- **Given task A**
Retype the part of the post about grinder wheels between "I know because" and "the wheel side.", inclusive.

- **Passage**
##############################
On Mar 5, 11:54*am, "Lloyd E. Sponenburgh"
lloydspinsidemindspring.com wrote:
Bob Engelhardt fired this volley
:

How do you know that they haven't slipped? G


I know because I routinely change wheels. *I normally keep an 80-grit
alumina wheel on one side, and a knotted brush on the other.

The brush never comes off until it wears out, but sometimes I mount a
greenstone on the wheel side.

LLoyd


That's been my experience as well, swap from a fine alumina wheel to a
carborundum or green wheel and back. There's only been indents in the
cardboards from the pressure of the nut on the washers, no signs of
slippage.

I have no idea why those pins would show signs of shearing, the only
thing I could think of is bubba jamming big chunks of truck body in
there and stalling the wheel(s) out.


Bubba was my first theory. My second was to wonder if it was just 35
years of starts pecking away.
##############################
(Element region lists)
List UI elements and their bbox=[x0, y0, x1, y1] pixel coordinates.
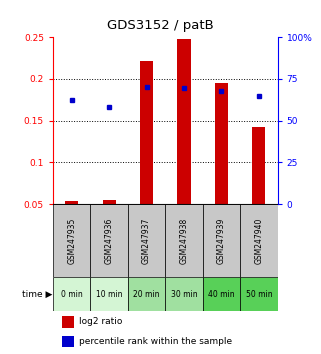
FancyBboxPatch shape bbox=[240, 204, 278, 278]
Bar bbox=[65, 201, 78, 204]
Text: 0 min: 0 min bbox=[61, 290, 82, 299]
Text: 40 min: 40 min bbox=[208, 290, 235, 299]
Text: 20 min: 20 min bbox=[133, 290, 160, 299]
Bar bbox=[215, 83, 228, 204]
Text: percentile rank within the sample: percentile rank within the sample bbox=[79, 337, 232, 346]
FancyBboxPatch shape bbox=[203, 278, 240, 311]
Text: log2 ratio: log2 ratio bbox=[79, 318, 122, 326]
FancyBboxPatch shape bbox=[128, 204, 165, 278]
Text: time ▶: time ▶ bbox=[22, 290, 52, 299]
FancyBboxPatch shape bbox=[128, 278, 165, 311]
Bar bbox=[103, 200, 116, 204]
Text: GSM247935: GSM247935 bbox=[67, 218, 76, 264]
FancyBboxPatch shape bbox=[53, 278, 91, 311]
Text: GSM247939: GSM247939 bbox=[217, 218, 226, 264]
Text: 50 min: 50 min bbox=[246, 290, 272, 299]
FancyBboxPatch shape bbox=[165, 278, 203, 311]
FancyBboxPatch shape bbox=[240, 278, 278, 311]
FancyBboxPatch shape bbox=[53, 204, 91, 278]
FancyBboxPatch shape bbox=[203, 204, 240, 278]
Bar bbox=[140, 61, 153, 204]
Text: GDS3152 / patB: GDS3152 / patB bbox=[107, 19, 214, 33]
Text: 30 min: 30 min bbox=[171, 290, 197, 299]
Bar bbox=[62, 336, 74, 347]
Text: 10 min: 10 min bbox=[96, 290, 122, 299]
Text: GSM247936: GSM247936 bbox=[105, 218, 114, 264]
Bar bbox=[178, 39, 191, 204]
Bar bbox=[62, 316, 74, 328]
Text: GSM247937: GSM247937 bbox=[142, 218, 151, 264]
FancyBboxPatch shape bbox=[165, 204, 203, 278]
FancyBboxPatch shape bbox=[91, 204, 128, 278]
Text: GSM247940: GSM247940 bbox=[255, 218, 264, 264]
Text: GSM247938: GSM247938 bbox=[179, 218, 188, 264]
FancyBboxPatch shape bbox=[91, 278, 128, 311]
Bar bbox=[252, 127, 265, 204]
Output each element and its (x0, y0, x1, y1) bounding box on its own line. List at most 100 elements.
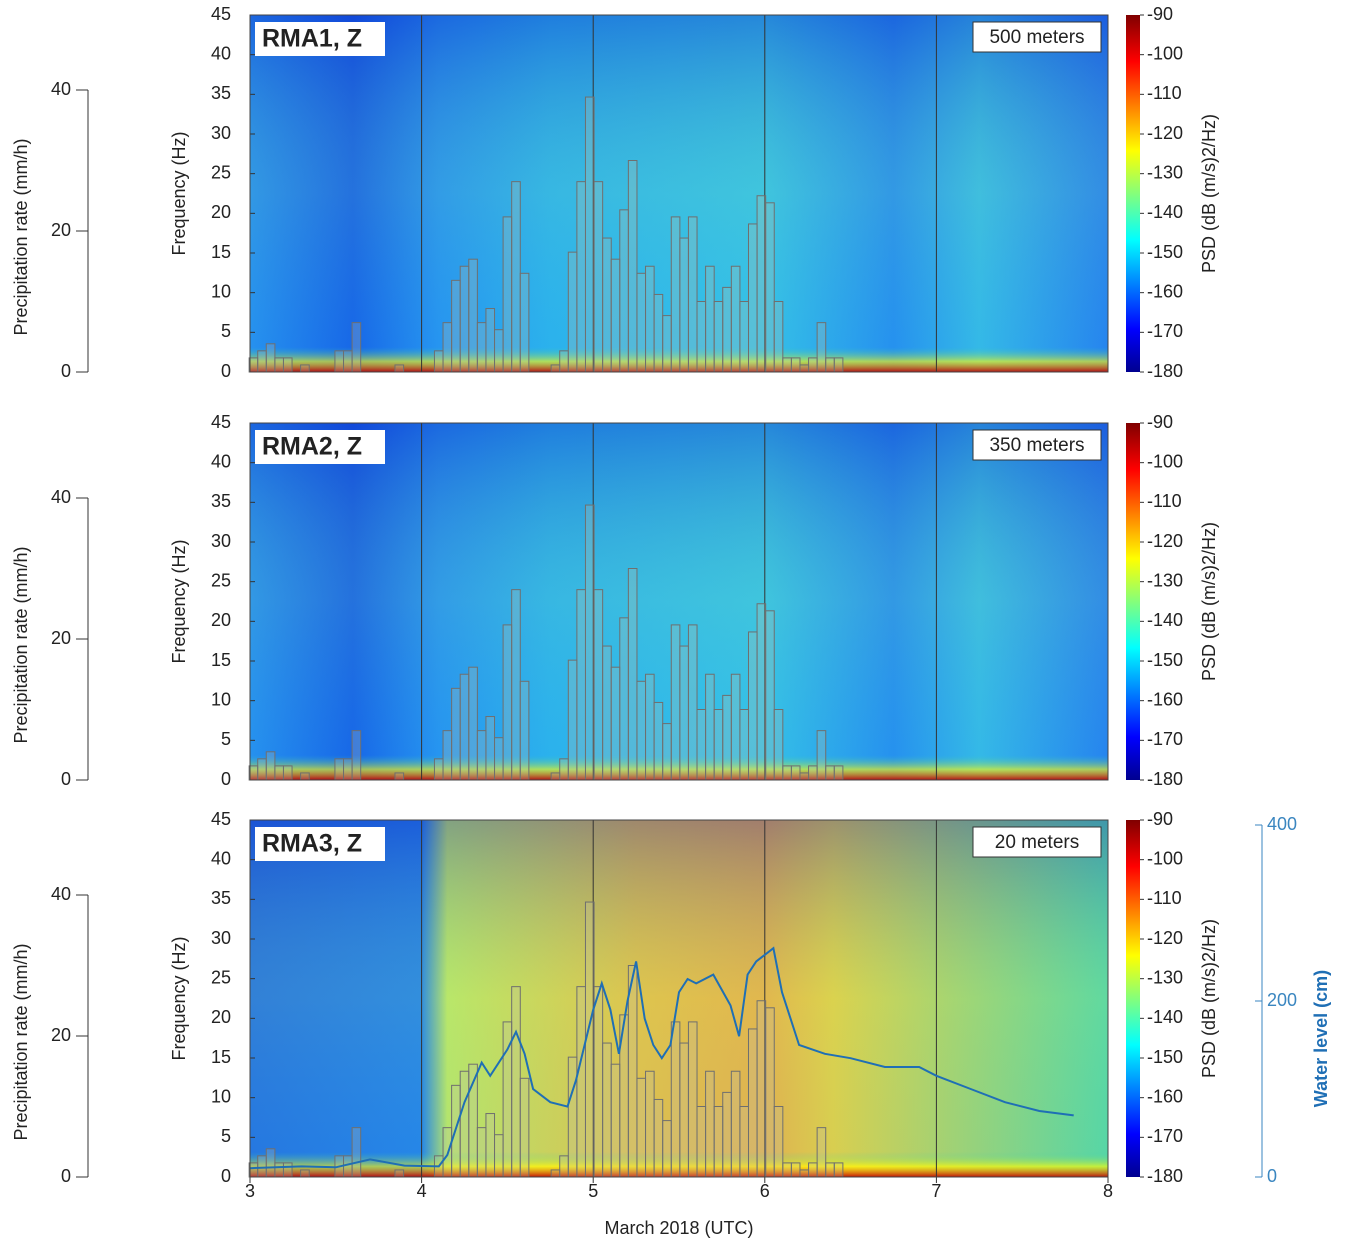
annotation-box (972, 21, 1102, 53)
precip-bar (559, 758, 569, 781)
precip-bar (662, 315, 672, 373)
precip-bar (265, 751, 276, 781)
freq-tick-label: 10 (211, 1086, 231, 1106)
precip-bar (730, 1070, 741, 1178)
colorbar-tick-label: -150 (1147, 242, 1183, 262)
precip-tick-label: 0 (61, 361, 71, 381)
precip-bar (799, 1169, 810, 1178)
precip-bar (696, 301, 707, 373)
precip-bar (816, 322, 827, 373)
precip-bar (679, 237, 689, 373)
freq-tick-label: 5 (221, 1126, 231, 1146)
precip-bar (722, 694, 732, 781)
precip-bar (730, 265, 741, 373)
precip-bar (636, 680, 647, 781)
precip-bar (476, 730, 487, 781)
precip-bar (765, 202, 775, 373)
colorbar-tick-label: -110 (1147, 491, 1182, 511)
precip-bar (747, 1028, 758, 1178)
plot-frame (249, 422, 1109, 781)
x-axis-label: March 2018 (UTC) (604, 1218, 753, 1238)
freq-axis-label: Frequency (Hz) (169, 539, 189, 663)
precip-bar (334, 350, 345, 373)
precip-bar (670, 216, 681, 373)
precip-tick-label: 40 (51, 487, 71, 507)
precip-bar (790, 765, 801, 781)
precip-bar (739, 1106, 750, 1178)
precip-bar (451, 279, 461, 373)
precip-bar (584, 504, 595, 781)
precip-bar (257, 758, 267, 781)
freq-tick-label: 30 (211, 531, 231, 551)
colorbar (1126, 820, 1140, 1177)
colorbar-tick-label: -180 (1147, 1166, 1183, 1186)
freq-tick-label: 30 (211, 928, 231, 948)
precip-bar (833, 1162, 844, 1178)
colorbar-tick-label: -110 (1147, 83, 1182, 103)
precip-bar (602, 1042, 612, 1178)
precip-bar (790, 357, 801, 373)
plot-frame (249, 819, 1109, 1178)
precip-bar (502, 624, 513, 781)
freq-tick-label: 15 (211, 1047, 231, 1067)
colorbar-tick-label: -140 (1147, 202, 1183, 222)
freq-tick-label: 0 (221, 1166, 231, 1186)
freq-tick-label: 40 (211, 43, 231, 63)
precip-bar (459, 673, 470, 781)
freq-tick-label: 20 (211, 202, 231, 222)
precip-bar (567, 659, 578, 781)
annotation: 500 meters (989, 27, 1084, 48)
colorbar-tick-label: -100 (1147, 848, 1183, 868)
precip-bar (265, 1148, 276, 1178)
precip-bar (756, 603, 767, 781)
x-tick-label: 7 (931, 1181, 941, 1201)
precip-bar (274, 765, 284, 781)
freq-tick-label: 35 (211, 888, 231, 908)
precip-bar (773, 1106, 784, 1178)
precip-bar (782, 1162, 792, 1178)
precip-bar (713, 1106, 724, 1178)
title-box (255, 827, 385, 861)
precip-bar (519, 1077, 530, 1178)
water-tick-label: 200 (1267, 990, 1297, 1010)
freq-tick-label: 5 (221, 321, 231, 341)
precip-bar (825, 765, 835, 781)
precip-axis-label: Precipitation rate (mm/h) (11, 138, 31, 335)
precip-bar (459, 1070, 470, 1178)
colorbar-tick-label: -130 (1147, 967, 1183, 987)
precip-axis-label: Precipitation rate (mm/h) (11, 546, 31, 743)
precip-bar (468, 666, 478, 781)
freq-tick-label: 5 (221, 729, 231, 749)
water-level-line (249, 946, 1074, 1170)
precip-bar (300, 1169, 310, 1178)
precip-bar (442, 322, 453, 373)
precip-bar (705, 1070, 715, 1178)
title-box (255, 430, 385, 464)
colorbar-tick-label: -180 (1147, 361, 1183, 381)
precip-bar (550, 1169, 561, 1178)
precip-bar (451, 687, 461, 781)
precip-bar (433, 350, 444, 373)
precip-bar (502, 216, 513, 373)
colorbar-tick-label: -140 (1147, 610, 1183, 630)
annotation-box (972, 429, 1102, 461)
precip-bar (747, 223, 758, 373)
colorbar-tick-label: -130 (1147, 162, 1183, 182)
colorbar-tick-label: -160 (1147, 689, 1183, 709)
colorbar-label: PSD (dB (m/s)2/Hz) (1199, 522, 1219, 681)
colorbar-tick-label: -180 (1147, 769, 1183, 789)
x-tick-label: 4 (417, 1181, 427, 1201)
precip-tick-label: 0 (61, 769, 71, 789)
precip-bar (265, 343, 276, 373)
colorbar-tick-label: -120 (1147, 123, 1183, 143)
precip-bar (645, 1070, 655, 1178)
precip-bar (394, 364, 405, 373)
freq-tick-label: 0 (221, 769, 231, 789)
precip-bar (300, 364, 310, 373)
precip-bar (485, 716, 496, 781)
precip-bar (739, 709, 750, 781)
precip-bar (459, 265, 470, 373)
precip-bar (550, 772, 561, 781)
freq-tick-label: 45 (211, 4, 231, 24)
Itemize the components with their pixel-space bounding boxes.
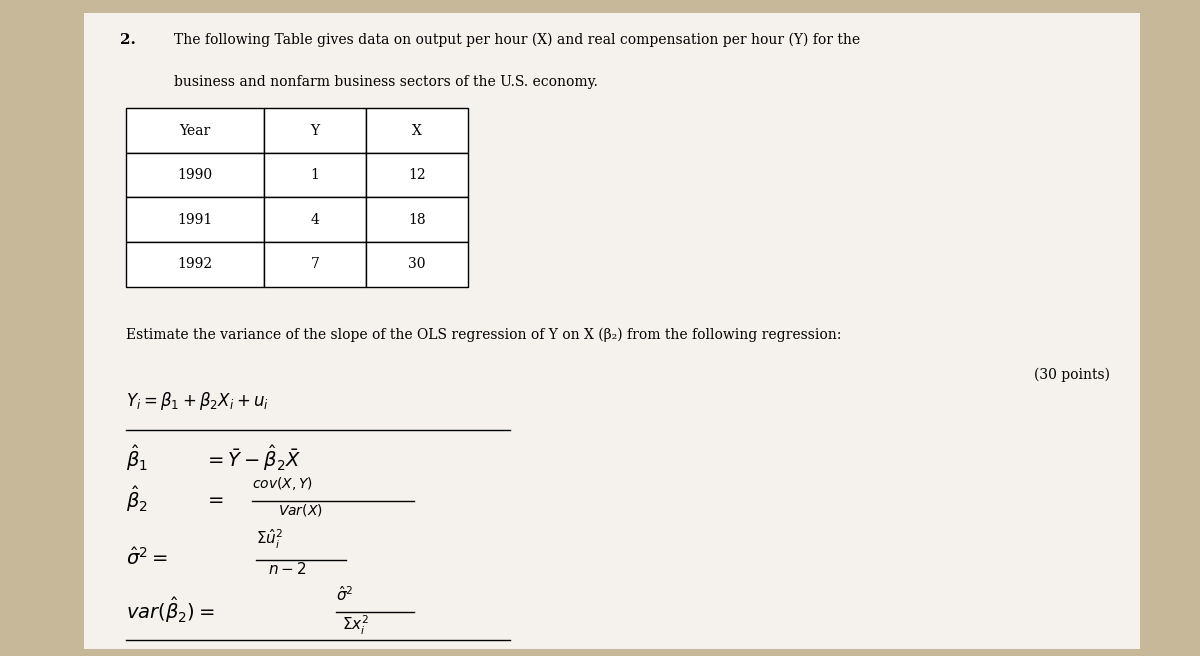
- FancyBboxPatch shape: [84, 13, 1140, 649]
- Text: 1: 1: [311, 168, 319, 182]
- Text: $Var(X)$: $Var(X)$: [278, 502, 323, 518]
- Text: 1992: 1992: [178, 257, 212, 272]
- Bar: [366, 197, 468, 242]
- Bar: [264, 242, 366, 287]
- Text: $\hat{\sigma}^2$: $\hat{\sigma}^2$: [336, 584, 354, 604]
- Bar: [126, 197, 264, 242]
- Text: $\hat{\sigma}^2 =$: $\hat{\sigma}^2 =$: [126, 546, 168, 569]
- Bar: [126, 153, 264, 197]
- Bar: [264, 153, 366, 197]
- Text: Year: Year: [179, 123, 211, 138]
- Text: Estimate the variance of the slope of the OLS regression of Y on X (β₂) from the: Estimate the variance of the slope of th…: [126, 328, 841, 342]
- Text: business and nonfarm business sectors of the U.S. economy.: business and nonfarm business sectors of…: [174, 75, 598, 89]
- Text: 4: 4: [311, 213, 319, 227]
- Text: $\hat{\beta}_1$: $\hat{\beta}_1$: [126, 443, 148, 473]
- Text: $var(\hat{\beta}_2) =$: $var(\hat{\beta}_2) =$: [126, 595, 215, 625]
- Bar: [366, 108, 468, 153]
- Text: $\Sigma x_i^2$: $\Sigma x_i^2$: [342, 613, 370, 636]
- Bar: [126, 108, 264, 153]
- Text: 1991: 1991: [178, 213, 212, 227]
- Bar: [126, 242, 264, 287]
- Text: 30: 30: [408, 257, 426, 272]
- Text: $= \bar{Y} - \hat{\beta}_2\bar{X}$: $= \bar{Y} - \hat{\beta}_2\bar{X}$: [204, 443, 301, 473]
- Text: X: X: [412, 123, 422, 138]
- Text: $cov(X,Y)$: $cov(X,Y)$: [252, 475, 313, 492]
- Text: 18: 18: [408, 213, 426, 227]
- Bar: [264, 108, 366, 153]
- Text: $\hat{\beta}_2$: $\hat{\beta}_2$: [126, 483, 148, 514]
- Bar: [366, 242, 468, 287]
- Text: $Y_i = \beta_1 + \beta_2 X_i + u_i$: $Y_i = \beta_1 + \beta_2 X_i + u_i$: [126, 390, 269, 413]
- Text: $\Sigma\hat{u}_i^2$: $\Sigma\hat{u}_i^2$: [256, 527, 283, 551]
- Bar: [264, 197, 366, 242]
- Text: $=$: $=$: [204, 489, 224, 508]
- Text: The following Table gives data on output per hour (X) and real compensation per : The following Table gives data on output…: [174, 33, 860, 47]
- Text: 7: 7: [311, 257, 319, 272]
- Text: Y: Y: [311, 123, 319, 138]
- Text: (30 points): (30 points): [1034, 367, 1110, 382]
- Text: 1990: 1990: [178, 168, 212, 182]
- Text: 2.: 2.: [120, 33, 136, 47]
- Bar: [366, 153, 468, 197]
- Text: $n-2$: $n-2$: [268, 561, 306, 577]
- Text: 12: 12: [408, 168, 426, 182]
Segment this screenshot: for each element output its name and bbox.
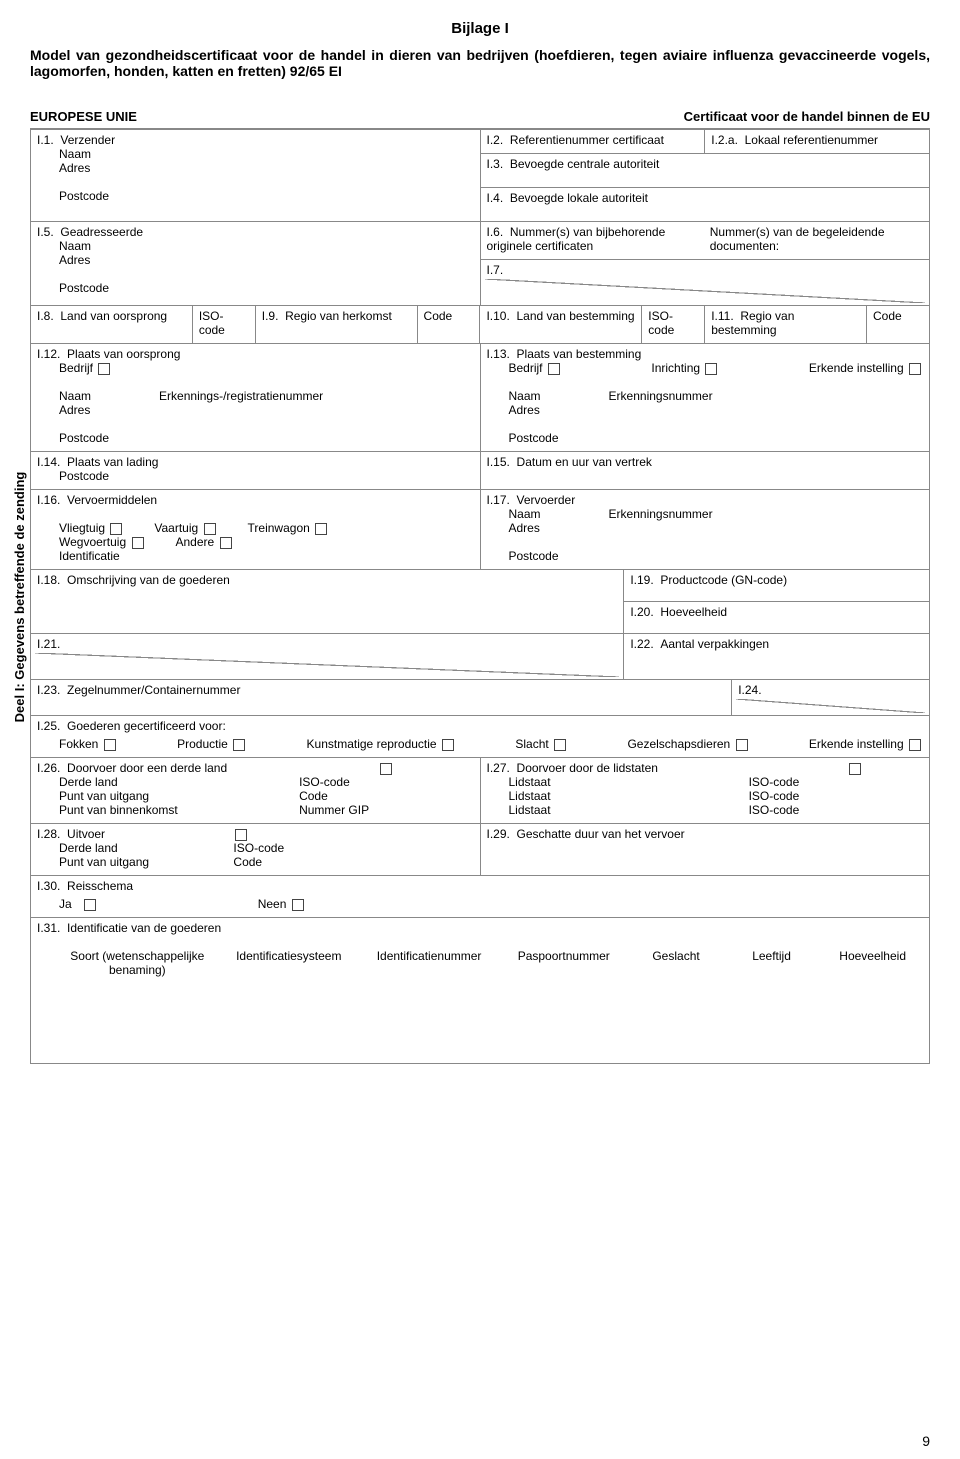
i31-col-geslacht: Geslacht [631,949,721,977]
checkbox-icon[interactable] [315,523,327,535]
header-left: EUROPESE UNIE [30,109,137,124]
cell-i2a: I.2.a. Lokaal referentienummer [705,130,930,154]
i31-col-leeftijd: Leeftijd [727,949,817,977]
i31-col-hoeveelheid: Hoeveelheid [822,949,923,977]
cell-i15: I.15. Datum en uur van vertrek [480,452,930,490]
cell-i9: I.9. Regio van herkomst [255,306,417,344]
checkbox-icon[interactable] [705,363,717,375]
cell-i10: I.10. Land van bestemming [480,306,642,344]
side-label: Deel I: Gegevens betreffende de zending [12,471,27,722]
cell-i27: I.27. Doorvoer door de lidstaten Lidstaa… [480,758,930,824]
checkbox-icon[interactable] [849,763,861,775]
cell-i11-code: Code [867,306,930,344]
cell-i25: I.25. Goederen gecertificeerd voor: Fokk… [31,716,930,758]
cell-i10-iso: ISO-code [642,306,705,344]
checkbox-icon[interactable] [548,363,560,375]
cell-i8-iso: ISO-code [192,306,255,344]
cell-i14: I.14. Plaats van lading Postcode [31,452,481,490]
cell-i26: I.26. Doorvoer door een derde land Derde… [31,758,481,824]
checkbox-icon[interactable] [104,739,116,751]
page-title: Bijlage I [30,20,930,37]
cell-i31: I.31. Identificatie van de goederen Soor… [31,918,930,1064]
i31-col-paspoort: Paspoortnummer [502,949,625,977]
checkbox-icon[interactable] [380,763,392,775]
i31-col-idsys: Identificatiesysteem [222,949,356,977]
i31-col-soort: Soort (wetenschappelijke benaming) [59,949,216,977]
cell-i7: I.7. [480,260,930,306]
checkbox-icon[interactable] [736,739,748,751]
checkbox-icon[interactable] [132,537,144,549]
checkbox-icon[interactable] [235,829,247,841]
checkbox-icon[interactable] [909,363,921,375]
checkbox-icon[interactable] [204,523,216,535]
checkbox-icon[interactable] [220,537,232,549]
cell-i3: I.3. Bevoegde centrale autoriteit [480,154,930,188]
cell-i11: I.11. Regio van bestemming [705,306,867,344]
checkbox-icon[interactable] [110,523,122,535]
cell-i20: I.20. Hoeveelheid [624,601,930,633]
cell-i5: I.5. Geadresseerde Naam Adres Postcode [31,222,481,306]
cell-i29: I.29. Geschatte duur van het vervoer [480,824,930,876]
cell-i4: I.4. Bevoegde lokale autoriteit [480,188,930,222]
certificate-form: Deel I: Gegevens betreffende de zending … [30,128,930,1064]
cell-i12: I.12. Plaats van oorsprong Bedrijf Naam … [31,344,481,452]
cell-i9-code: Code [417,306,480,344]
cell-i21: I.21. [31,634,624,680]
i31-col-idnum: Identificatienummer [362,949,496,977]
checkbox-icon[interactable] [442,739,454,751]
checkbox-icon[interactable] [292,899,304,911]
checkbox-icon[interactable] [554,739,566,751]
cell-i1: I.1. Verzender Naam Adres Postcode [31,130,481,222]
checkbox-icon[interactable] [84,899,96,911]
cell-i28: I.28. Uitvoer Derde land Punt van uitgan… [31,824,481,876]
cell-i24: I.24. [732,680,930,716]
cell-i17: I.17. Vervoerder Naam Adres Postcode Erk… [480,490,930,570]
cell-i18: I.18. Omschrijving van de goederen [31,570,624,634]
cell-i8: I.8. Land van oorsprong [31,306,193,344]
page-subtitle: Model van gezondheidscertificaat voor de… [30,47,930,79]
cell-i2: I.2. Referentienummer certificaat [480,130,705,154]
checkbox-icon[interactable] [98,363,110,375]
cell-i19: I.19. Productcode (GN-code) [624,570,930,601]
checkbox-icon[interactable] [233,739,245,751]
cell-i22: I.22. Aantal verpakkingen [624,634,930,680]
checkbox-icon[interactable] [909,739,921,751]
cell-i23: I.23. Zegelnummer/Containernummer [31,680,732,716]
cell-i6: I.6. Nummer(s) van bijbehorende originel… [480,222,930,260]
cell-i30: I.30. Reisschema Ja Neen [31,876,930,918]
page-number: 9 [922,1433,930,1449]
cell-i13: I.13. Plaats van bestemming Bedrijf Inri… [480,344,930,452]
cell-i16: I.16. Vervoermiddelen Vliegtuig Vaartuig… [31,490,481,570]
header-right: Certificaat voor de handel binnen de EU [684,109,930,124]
##############################
- **Given task B**
In the entries, repeat the lines between the ones holding "- FancyBboxPatch shape: [84, 13, 1140, 649]" and "- Text: Year: Year: [179, 123, 211, 138]", inclusive.

- **Worked solution A**
I know because I routinely change wheels. *I normally keep an 80-grit
alumina wheel on one side, and a knotted brush on the other.

The brush never comes off until it wears out, but sometimes I mount a
greenstone on the wheel side.

- **Worked solution B**
- FancyBboxPatch shape: [84, 13, 1140, 649]
- Text: 1: 1: [311, 168, 319, 182]
- Text: $Var(X)$: $Var(X)$: [278, 502, 323, 518]
- Text: 1992: 1992: [178, 257, 212, 272]
- Bar: [366, 197, 468, 242]
- Bar: [264, 242, 366, 287]
- Text: $\hat{\sigma}^2$: $\hat{\sigma}^2$: [336, 584, 354, 604]
- Bar: [126, 197, 264, 242]
- Text: $\hat{\sigma}^2 =$: $\hat{\sigma}^2 =$: [126, 546, 168, 569]
- Bar: [126, 153, 264, 197]
- Bar: [264, 153, 366, 197]
- Text: Year: Year: [179, 123, 211, 138]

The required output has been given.